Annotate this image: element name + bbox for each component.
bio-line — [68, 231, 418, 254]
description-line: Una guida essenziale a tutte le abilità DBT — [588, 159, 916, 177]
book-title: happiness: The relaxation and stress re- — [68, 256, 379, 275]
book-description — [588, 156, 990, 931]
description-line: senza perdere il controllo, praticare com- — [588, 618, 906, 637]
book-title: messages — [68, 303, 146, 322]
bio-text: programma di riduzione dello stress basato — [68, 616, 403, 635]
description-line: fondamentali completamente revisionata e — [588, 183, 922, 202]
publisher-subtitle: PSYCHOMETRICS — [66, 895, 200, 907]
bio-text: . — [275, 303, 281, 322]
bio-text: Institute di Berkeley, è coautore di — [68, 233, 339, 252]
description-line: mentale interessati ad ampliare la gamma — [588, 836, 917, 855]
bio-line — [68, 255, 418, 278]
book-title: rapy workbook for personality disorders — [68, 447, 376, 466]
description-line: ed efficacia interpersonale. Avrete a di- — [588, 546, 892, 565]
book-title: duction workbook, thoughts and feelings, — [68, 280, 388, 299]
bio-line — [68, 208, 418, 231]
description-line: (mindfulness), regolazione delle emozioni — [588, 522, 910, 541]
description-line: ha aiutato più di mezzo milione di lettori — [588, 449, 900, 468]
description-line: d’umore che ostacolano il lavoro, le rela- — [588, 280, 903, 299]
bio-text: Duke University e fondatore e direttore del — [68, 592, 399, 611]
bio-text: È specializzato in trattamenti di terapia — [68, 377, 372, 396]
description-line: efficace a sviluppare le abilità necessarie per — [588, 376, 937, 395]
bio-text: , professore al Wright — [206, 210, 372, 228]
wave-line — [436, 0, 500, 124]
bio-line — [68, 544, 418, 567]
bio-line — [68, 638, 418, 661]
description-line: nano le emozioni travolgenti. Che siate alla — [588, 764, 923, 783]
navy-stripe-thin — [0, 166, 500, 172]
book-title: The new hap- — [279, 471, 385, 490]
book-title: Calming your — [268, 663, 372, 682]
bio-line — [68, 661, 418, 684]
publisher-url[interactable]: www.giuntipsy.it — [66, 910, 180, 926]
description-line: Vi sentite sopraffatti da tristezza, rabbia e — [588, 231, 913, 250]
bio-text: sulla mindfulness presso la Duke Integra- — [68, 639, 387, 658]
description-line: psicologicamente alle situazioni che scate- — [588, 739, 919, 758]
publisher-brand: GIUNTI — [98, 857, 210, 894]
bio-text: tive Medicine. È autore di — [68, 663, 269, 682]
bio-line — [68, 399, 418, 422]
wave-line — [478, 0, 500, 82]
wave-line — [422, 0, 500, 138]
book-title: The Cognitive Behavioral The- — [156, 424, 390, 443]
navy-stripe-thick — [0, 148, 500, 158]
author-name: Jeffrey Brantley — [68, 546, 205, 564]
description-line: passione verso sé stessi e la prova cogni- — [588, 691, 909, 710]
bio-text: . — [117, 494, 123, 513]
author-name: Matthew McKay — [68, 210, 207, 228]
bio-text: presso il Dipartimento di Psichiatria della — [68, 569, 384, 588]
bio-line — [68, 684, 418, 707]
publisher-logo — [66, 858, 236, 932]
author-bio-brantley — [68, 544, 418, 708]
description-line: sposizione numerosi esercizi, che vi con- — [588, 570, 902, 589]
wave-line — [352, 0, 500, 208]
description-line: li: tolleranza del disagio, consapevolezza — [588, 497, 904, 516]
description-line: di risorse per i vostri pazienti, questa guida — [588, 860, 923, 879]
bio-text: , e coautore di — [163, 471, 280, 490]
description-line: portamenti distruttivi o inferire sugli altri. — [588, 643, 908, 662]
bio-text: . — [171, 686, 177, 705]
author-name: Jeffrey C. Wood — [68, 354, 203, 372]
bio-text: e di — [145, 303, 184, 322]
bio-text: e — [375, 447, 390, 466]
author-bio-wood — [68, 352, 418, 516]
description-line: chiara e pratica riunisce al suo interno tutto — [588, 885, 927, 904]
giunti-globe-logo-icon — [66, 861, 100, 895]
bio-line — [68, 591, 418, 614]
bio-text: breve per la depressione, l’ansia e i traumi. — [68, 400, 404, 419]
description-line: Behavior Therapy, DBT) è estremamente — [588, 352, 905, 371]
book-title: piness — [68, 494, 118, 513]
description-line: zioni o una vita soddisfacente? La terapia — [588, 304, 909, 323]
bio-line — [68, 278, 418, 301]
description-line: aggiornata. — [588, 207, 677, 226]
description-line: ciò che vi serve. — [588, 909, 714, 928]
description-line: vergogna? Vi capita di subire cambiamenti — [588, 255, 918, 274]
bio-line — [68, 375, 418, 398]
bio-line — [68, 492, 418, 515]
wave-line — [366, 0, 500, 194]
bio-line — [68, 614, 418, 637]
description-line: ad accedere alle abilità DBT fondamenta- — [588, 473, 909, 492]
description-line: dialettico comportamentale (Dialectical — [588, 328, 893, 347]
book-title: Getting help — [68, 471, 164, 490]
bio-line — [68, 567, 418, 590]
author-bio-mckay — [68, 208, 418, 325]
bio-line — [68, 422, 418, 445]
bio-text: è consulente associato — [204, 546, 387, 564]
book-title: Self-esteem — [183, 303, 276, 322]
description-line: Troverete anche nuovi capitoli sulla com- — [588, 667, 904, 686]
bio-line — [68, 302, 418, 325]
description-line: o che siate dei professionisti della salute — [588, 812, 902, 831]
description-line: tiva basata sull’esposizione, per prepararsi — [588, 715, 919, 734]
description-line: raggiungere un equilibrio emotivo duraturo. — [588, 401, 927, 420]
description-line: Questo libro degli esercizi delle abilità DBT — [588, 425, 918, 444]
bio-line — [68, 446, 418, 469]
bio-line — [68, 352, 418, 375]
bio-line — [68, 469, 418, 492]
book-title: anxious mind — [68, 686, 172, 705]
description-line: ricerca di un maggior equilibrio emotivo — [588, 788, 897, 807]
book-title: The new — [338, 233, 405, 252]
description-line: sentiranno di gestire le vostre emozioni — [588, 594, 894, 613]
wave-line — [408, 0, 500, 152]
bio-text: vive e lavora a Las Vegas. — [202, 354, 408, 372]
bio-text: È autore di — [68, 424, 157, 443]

◆ Task: Please rewrite all of the lines above, substituting "bio-row" for every occurrence of "bio-line" and leaving the rest unchanged.

◆ Correct response:
Annotate this image: element name + bbox for each component.
bio-row — [68, 231, 418, 254]
description-line: Una guida essenziale a tutte le abilità DBT — [588, 159, 916, 177]
book-title: happiness: The relaxation and stress re- — [68, 256, 379, 275]
book-description — [588, 156, 990, 931]
description-line: senza perdere il controllo, praticare com- — [588, 618, 906, 637]
book-title: messages — [68, 303, 146, 322]
bio-text: programma di riduzione dello stress basato — [68, 616, 403, 635]
description-line: fondamentali completamente revisionata e — [588, 183, 922, 202]
publisher-subtitle: PSYCHOMETRICS — [66, 895, 200, 907]
bio-text: . — [275, 303, 281, 322]
bio-text: Institute di Berkeley, è coautore di — [68, 233, 339, 252]
description-line: mentale interessati ad ampliare la gamma — [588, 836, 917, 855]
bio-row — [68, 255, 418, 278]
book-title: rapy workbook for personality disorders — [68, 447, 376, 466]
description-line: ed efficacia interpersonale. Avrete a di- — [588, 546, 892, 565]
book-title: duction workbook, thoughts and feelings, — [68, 280, 388, 299]
bio-row — [68, 208, 418, 231]
description-line: (mindfulness), regolazione delle emozioni — [588, 522, 910, 541]
description-line: ha aiutato più di mezzo milione di lettori — [588, 449, 900, 468]
description-line: d’umore che ostacolano il lavoro, le rela- — [588, 280, 903, 299]
bio-text: Duke University e fondatore e direttore del — [68, 592, 399, 611]
bio-text: È specializzato in trattamenti di terapia — [68, 377, 372, 396]
description-line: efficace a sviluppare le abilità necessarie per — [588, 376, 937, 395]
bio-text: , professore al Wright — [206, 210, 372, 228]
wave-line — [436, 0, 500, 124]
bio-row — [68, 544, 418, 567]
bio-row — [68, 638, 418, 661]
description-line: nano le emozioni travolgenti. Che siate alla — [588, 764, 923, 783]
navy-stripe-thin — [0, 166, 500, 172]
book-title: The new hap- — [279, 471, 385, 490]
book-title: Calming your — [268, 663, 372, 682]
bio-row — [68, 661, 418, 684]
publisher-url[interactable]: www.giuntipsy.it — [66, 910, 180, 926]
description-line: Vi sentite sopraffatti da tristezza, rabbia e — [588, 231, 913, 250]
bio-text: sulla mindfulness presso la Duke Integra- — [68, 639, 387, 658]
description-line: psicologicamente alle situazioni che scate- — [588, 739, 919, 758]
publisher-brand: GIUNTI — [98, 857, 210, 894]
bio-text: tive Medicine. È autore di — [68, 663, 269, 682]
bio-row — [68, 399, 418, 422]
wave-line — [478, 0, 500, 82]
wave-line — [422, 0, 500, 138]
book-title: The Cognitive Behavioral The- — [156, 424, 390, 443]
navy-stripe-thick — [0, 148, 500, 158]
author-name: Jeffrey Brantley — [68, 546, 205, 564]
description-line: passione verso sé stessi e la prova cogni- — [588, 691, 909, 710]
bio-text: . — [117, 494, 123, 513]
author-name: Matthew McKay — [68, 210, 207, 228]
bio-text: presso il Dipartimento di Psichiatria della — [68, 569, 384, 588]
bio-row — [68, 684, 418, 707]
publisher-logo — [66, 858, 236, 932]
author-bio-brantley — [68, 544, 418, 708]
description-line: sposizione numerosi esercizi, che vi con- — [588, 570, 902, 589]
wave-line — [352, 0, 500, 208]
description-line: li: tolleranza del disagio, consapevolezza — [588, 497, 904, 516]
description-line: di risorse per i vostri pazienti, questa guida — [588, 860, 923, 879]
bio-text: , e coautore di — [163, 471, 280, 490]
description-line: portamenti distruttivi o inferire sugli altri. — [588, 643, 908, 662]
bio-text: . — [171, 686, 177, 705]
author-name: Jeffrey C. Wood — [68, 354, 203, 372]
bio-text: e di — [145, 303, 184, 322]
bio-text: e — [375, 447, 390, 466]
author-bio-wood — [68, 352, 418, 516]
description-line: chiara e pratica riunisce al suo interno tutto — [588, 885, 927, 904]
giunti-globe-logo-icon — [66, 861, 100, 895]
bio-row — [68, 591, 418, 614]
bio-text: breve per la depressione, l’ansia e i traumi. — [68, 400, 404, 419]
description-line: Behavior Therapy, DBT) è estremamente — [588, 352, 905, 371]
book-title: piness — [68, 494, 118, 513]
description-line: zioni o una vita soddisfacente? La terapia — [588, 304, 909, 323]
bio-row — [68, 278, 418, 301]
description-line: aggiornata. — [588, 207, 677, 226]
description-line: ciò che vi serve. — [588, 909, 714, 928]
description-line: vergogna? Vi capita di subire cambiamenti — [588, 255, 918, 274]
bio-row — [68, 375, 418, 398]
bio-row — [68, 492, 418, 515]
wave-line — [366, 0, 500, 194]
bio-row — [68, 614, 418, 637]
description-line: ad accedere alle abilità DBT fondamenta- — [588, 473, 909, 492]
description-line: dialettico comportamentale (Dialectical — [588, 328, 893, 347]
book-title: Getting help — [68, 471, 164, 490]
bio-row — [68, 567, 418, 590]
author-bio-mckay — [68, 208, 418, 325]
bio-row — [68, 422, 418, 445]
bio-text: è consulente associato — [204, 546, 387, 564]
book-title: Self-esteem — [183, 303, 276, 322]
description-line: Troverete anche nuovi capitoli sulla com- — [588, 667, 904, 686]
bio-row — [68, 302, 418, 325]
description-line: o che siate dei professionisti della salute — [588, 812, 902, 831]
description-line: tiva basata sull’esposizione, per prepararsi — [588, 715, 919, 734]
description-line: raggiungere un equilibrio emotivo duraturo. — [588, 401, 927, 420]
description-line: Questo libro degli esercizi delle abilità DBT — [588, 425, 918, 444]
bio-row — [68, 446, 418, 469]
bio-row — [68, 352, 418, 375]
bio-row — [68, 469, 418, 492]
book-title: anxious mind — [68, 686, 172, 705]
description-line: ricerca di un maggior equilibrio emotivo — [588, 788, 897, 807]
book-title: The new — [338, 233, 405, 252]
description-line: sentiranno di gestire le vostre emozioni — [588, 594, 894, 613]
wave-line — [408, 0, 500, 152]
bio-text: vive e lavora a Las Vegas. — [202, 354, 408, 372]
bio-text: È autore di — [68, 424, 157, 443]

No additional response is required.